## PROBLEM STATEMENT
Reproduce the entire listing word for word.

## DATA SHOWN
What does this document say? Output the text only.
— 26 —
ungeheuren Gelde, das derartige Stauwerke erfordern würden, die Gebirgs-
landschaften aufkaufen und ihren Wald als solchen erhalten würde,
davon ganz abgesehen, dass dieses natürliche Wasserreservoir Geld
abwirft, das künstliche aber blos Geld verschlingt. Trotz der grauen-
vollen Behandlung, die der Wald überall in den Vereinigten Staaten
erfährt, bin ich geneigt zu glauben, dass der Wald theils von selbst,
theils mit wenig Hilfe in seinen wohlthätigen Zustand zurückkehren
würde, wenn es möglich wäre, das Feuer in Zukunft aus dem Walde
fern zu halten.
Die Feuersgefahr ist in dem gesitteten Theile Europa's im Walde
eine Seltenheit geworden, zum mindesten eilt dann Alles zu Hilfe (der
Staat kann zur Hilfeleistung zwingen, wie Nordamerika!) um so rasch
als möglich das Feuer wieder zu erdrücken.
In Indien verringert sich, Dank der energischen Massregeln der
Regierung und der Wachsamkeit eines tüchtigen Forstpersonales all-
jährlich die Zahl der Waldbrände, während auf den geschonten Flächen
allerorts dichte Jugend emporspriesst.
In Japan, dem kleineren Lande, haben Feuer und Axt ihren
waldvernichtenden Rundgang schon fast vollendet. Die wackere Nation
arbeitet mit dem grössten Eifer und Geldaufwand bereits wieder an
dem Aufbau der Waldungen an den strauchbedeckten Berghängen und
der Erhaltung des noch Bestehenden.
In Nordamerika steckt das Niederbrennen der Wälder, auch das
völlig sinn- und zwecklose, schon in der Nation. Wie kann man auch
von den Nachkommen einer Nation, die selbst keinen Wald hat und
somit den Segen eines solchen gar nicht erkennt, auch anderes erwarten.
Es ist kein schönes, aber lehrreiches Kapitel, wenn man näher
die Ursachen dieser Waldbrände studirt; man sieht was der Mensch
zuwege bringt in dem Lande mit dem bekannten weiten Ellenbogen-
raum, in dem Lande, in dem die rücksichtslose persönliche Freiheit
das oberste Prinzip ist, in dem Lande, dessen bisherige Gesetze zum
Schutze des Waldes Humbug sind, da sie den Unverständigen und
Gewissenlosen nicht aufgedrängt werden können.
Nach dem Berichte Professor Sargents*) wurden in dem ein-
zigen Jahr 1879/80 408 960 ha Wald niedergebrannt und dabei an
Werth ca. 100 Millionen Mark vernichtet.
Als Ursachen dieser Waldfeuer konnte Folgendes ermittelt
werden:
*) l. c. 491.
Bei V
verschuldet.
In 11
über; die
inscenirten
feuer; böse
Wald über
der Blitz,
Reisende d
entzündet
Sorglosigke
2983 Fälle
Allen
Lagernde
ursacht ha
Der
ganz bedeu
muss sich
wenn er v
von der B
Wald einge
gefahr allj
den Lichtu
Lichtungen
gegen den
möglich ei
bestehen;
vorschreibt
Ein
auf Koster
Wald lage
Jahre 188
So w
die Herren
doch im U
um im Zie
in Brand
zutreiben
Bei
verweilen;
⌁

## PROBLEM SOLUTION
What does this document say? Output the text only.
— 26 —
ungeheuren Gelde, das derartige Stauwerke erfordern würden, die Gebirgs-
landschaften aufkaufen und ihren Wald als solchen erhalten würde,
davon ganz abgesehen, dass dieses natürliche Wasserreservoir Geld
abwirft, das künstliche aber blos Geld verschlingt. Trotz der grauen-
vollen Behandlung, die der Wald überall in den Vereinigten Staaten
erfährt, bin ich geneigt zu glauben, dass der Wald theils von selbst,
theils mit wenig Hilfe in seinen wohlthätigen Zustand zurückkehren
würde, wenn es möglich wäre, das Feuer in Zukunft aus dem Walde
fern zu halten.
Die Feuersgefahr ist in dem gesitteten Theile Europa's im Walde
eine Seltenheit geworden, zum mindesten eilt dann Alles zu Hilfe (der
Staat kann zur Hilfeleistung zwingen, wie Nordamerika!) um so rasch
als möglich das Feuer wieder zu erdrücken.
In Indien verringert sich, Dank der energischen Massregeln der
Regierung und der Wachsamkeit eines tüchtigen Forstpersonales all-
jährlich die Zahl der Waldbrände, während auf den geschonten Flächen
allerorts dichte Jugend emporspriesst.
In Japan, dem kleineren Lande, haben Feuer und Axt ihren
waldvernichtenden Rundgang schon fast vollendet. Die wackere Nation
arbeitet mit dem grössten Eifer und Geldaufwand bereits wieder an
dem Aufbau der Waldungen an den strauchbedeckten Berghängen und
der Erhaltung des noch Bestehenden.
In Nordamerika steckt das Niederbrennen der Wälder, auch das
völlig sinn- und zwecklose, schon in der Nation. Wie kann man auch
von den Nachkommen einer Nation, die selbst keinen Wald hat und
somit den Segen eines solchen gar nicht erkennt, auch anderes erwarten.
Es ist kein schönes, aber lehrreiches Kapitel, wenn man näher
die Ursachen dieser Waldbrände studirt; man sieht was der Mensch
zuwege bringt in dem Lande mit dem bekannten weiten Ellenbogen-
raum, in dem Lande, in dem die rücksichtslose persönliche Freiheit
das oberste Prinzip ist, in dem Lande, dessen bisherige Gesetze zum
Schutze des Waldes Humbug sind, da sie den Unverständigen und
Gewissenlosen nicht aufgedrängt werden können.
Nach dem Berichte Professor Sargents*) wurden in dem ein-
zigen Jahr 1879/80 408 960 ha Wald niedergebrannt und dabei an
Werth ca. 100 Millionen Mark vernichtet.
Als Ursachen dieser Waldfeuer konnte Folgendes ermittelt
werden:
*) l. c. 491.
Bei V
verschuldet.
In 11
über; die
inscenirten
feuer; böse
Wald über
der Blitz,
Reisende d
entzündet
Sorglosigke
2983 Fälle
Allen
Lagernde
ursacht ha
Der
ganz bedeu
muss sich
wenn er v
von der B
Wald einge
gefahr allj
den Lichtu
Lichtungen
gegen den
möglich ei
bestehen;
vorschreibt
Ein
auf Koster
Wald lage
Jahre 188
So w
die Herren
doch im U
um im Zie
in Brand
zutreiben
Bei
verweilen;
⌁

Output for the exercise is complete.